Recorded data
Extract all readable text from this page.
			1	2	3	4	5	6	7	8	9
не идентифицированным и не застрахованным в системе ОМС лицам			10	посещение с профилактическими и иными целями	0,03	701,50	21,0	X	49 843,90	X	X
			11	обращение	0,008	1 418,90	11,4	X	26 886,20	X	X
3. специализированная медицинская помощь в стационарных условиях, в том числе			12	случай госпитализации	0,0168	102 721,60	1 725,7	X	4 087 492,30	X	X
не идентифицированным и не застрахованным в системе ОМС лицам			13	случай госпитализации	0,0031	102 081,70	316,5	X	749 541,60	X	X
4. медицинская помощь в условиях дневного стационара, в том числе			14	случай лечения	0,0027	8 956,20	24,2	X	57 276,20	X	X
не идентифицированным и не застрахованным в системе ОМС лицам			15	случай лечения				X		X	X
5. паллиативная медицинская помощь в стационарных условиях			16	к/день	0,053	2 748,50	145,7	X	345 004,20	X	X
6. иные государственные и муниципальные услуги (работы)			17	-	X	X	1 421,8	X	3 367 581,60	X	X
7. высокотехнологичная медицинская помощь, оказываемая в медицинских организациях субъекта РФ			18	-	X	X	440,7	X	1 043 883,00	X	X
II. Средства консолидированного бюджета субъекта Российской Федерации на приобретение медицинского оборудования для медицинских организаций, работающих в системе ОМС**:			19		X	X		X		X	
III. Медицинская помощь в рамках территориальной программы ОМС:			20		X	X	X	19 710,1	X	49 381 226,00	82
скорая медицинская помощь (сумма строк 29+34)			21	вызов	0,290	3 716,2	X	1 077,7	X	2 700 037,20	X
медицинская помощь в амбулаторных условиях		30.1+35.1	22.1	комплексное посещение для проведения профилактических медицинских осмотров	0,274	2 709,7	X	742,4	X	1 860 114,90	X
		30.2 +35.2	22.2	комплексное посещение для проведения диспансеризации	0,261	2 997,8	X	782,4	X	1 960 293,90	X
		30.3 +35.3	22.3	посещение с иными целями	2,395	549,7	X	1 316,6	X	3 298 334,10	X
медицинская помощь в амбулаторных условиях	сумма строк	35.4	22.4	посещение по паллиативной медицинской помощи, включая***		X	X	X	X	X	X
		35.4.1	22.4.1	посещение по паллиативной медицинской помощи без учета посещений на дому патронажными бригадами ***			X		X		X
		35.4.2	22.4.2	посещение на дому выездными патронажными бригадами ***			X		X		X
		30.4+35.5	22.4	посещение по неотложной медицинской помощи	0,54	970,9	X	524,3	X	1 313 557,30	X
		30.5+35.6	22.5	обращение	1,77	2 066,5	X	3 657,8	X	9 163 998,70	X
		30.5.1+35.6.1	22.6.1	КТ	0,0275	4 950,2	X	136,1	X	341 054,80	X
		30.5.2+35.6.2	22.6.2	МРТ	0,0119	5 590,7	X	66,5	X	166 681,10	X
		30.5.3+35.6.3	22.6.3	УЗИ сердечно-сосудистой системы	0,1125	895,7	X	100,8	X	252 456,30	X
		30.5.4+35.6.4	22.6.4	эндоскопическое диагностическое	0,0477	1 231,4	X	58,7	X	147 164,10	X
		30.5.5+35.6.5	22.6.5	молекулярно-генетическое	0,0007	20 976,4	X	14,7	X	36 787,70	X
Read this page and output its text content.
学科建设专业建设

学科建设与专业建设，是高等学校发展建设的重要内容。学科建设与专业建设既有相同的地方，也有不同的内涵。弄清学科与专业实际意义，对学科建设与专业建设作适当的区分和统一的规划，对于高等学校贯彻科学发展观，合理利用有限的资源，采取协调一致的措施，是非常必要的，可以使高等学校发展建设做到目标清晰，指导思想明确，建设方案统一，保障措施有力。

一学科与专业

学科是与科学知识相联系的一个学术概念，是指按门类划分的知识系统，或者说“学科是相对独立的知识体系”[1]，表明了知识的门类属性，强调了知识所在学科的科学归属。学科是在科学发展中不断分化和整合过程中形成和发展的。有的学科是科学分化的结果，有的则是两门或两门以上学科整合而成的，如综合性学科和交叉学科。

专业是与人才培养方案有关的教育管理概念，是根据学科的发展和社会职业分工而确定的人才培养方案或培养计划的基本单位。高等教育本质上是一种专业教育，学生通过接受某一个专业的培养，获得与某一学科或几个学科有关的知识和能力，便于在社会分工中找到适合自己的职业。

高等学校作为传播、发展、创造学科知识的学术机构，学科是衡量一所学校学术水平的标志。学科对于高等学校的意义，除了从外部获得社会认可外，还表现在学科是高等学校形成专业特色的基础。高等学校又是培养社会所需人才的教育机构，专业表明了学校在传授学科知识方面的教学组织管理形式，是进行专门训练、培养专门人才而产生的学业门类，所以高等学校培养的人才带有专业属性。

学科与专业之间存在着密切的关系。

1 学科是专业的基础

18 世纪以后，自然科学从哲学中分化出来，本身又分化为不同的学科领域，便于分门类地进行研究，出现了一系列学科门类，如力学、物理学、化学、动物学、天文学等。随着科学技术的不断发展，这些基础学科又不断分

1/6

Exercise requirements: Extract each line of the material exactly as it stands.

The response:
Extract all readable text from this page.
			1	2	3	4	5	6	7	8	9
не идентифицированным и не застрахованным в системе ОМС лицам			10	посещение с профилактическими и иными целями	0,03	701,50	21,0	X	49 843,90	X	X
			11	обращение	0,008	1 418,90	11,4	X	26 886,20	X	X
3. специализированная медицинская помощь в стационарных условиях, в том числе			12	случай госпитализации	0,0168	102 721,60	1 725,7	X	4 087 492,30	X	X
не идентифицированным и не застрахованным в системе ОМС лицам			13	случай госпитализации	0,0031	102 081,70	316,5	X	749 541,60	X	X
4. медицинская помощь в условиях дневного стационара, в том числе			14	случай лечения	0,0027	8 956,20	24,2	X	57 276,20	X	X
не идентифицированным и не застрахованным в системе ОМС лицам			15	случай лечения				X		X	X
5. паллиативная медицинская помощь в стационарных условиях			16	к/день	0,053	2 748,50	145,7	X	345 004,20	X	X
6. иные государственные и муниципальные услуги (работы)			17	-	X	X	1 421,8	X	3 367 581,60	X	X
7. высокотехнологичная медицинская помощь, оказываемая в медицинских организациях субъекта РФ			18	-	X	X	440,7	X	1 043 883,00	X	X
II. Средства консолидированного бюджета субъекта Российской Федерации на приобретение медицинского оборудования для медицинских организаций, работающих в системе ОМС**:			19		X	X		X		X	
III. Медицинская помощь в рамках территориальной программы ОМС:			20		X	X	X	19 710,1	X	49 381 226,00	82
скорая медицинская помощь (сумма строк 29+34)			21	вызов	0,290	3 716,2	X	1 077,7	X	2 700 037,20	X
медицинская помощь в амбулаторных условиях		30.1+35.1	22.1	комплексное посещение для проведения профилактических медицинских осмотров	0,274	2 709,7	X	742,4	X	1 860 114,90	X
		30.2 +35.2	22.2	комплексное посещение для проведения диспансеризации	0,261	2 997,8	X	782,4	X	1 960 293,90	X
		30.3 +35.3	22.3	посещение с иными целями	2,395	549,7	X	1 316,6	X	3 298 334,10	X
медицинская помощь в амбулаторных условиях	сумма строк	35.4	22.4	посещение по паллиативной медицинской помощи, включая***		X	X	X	X	X	X
		35.4.1	22.4.1	посещение по паллиативной медицинской помощи без учета посещений на дому патронажными бригадами ***			X		X		X
		35.4.2	22.4.2	посещение на дому выездными патронажными бригадами ***			X		X		X
		30.4+35.5	22.4	посещение по неотложной медицинской помощи	0,54	970,9	X	524,3	X	1 313 557,30	X
		30.5+35.6	22.5	обращение	1,77	2 066,5	X	3 657,8	X	9 163 998,70	X
		30.5.1+35.6.1	22.6.1	КТ	0,0275	4 950,2	X	136,1	X	341 054,80	X
		30.5.2+35.6.2	22.6.2	МРТ	0,0119	5 590,7	X	66,5	X	166 681,10	X
		30.5.3+35.6.3	22.6.3	УЗИ сердечно-сосудистой системы	0,1125	895,7	X	100,8	X	252 456,30	X
		30.5.4+35.6.4	22.6.4	эндоскопическое диагностическое	0,0477	1 231,4	X	58,7	X	147 164,10	X
		30.5.5+35.6.5	22.6.5	молекулярно-генетическое	0,0007	20 976,4	X	14,7	X	36 787,70	X
Read this page and output its text content.
学科建设专业建设

学科建设与专业建设，是高等学校发展建设的重要内容。学科建设与专业建设既有相同的地方，也有不同的内涵。弄清学科与专业实际意义，对学科建设与专业建设作适当的区分和统一的规划，对于高等学校贯彻科学发展观，合理利用有限的资源，采取协调一致的措施，是非常必要的，可以使高等学校发展建设做到目标清晰，指导思想明确，建设方案统一，保障措施有力。

一学科与专业

学科是与科学知识相联系的一个学术概念，是指按门类划分的知识系统，或者说“学科是相对独立的知识体系”[1]，表明了知识的门类属性，强调了知识所在学科的科学归属。学科是在科学发展中不断分化和整合过程中形成和发展的。有的学科是科学分化的结果，有的则是两门或两门以上学科整合而成的，如综合性学科和交叉学科。

专业是与人才培养方案有关的教育管理概念，是根据学科的发展和社会职业分工而确定的人才培养方案或培养计划的基本单位。高等教育本质上是一种专业教育，学生通过接受某一个专业的培养，获得与某一学科或几个学科有关的知识和能力，便于在社会分工中找到适合自己的职业。

高等学校作为传播、发展、创造学科知识的学术机构，学科是衡量一所学校学术水平的标志。学科对于高等学校的意义，除了从外部获得社会认可外，还表现在学科是高等学校形成专业特色的基础。高等学校又是培养社会所需人才的教育机构，专业表明了学校在传授学科知识方面的教学组织管理形式，是进行专门训练、培养专门人才而产生的学业门类，所以高等学校培养的人才带有专业属性。

学科与专业之间存在着密切的关系。

1 学科是专业的基础

18 世纪以后，自然科学从哲学中分化出来，本身又分化为不同的学科领域，便于分门类地进行研究，出现了一系列学科门类，如力学、物理学、化学、动物学、天文学等。随着科学技术的不断发展，这些基础学科又不断分

1/6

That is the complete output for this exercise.